(Stated task) Locate every line in the data below that contains the word "elements" and copy each such line in full. The match is case-sensitive.

(Supplied records)
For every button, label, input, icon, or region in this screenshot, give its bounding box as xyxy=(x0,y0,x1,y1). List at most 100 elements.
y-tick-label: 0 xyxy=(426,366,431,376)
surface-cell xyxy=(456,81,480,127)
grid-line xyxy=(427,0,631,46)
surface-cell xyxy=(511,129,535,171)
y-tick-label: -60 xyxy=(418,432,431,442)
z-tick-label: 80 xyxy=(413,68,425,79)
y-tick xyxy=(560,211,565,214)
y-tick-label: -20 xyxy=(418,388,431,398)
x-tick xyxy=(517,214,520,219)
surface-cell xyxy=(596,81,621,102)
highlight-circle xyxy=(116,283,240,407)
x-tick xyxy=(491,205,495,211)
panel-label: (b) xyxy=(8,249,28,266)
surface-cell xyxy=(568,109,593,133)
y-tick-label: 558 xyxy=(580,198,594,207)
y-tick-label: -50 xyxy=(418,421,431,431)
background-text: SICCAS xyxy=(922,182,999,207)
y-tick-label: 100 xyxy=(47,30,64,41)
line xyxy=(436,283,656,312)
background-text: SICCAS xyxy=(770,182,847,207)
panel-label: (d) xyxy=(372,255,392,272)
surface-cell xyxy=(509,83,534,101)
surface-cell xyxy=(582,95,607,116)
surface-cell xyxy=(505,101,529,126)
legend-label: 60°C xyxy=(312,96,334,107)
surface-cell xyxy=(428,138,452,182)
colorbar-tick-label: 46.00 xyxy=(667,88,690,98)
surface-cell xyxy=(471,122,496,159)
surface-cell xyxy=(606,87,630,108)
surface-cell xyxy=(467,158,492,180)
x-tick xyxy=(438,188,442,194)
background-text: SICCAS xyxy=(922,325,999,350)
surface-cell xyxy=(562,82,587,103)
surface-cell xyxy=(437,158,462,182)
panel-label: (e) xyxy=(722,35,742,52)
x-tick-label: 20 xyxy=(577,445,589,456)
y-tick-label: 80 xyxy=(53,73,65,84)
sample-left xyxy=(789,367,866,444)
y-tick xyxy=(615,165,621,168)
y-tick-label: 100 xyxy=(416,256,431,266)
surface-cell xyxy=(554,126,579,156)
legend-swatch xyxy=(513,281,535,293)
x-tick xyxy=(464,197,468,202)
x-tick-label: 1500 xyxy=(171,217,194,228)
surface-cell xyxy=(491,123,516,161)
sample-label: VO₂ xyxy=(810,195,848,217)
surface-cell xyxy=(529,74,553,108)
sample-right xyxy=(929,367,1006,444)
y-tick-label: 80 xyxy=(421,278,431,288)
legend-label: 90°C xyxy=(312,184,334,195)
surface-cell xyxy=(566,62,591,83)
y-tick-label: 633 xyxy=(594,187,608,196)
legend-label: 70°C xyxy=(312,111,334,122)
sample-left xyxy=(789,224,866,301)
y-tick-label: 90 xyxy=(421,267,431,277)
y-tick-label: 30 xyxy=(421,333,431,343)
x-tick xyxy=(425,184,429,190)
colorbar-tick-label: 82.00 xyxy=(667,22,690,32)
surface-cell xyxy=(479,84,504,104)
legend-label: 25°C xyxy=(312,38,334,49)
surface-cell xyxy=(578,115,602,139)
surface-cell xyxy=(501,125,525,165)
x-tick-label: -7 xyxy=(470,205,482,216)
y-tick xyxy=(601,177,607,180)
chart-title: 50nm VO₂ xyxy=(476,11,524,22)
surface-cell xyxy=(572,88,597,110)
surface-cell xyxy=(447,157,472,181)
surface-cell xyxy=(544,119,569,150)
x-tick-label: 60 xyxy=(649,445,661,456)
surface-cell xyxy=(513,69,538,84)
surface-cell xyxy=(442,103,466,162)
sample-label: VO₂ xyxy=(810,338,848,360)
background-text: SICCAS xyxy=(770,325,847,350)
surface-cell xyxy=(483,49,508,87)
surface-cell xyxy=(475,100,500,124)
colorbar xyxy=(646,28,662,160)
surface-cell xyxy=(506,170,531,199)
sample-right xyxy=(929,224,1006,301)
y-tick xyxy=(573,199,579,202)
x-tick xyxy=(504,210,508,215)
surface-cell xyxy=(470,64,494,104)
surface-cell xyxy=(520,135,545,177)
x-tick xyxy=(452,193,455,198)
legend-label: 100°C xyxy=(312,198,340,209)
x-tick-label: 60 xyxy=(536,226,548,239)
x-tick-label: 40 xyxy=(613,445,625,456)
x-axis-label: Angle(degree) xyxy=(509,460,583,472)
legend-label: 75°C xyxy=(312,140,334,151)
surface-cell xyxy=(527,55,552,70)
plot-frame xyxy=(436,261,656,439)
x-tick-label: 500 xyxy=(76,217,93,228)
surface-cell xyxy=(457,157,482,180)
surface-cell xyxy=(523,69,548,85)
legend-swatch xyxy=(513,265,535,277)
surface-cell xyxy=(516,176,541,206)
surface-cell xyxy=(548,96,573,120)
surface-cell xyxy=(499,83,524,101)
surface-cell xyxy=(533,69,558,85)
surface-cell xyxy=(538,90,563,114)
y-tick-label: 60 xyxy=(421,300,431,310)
--
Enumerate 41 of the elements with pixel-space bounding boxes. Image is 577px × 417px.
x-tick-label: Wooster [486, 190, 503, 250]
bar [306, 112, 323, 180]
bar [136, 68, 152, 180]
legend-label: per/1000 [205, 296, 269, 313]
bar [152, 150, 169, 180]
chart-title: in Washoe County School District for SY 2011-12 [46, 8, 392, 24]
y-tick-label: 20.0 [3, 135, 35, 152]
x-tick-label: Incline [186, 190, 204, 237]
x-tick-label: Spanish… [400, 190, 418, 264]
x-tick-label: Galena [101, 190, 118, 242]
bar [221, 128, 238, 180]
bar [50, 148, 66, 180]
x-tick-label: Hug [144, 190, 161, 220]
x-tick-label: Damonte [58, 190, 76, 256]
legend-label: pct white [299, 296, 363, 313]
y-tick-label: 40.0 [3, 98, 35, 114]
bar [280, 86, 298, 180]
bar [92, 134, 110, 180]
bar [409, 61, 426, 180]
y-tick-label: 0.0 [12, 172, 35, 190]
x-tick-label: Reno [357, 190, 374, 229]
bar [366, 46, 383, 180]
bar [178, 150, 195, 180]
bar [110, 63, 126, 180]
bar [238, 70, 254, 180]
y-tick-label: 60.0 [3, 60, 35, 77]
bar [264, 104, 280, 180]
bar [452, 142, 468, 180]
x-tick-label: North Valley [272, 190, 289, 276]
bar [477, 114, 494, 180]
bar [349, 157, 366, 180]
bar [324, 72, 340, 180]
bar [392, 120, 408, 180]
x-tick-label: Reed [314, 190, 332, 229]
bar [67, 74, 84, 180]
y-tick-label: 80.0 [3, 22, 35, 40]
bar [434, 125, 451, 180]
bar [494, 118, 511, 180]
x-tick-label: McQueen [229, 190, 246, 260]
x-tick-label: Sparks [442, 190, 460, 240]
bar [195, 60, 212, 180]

(Completed task)
For every button, label, input, icon, or region in this screenshot, give its bounding box as xyxy=(x0,y0,x1,y1). List at most 100 elements.
Enumerate 41 of the elements with pixel-space bounding boxes. Image is 577px × 417px.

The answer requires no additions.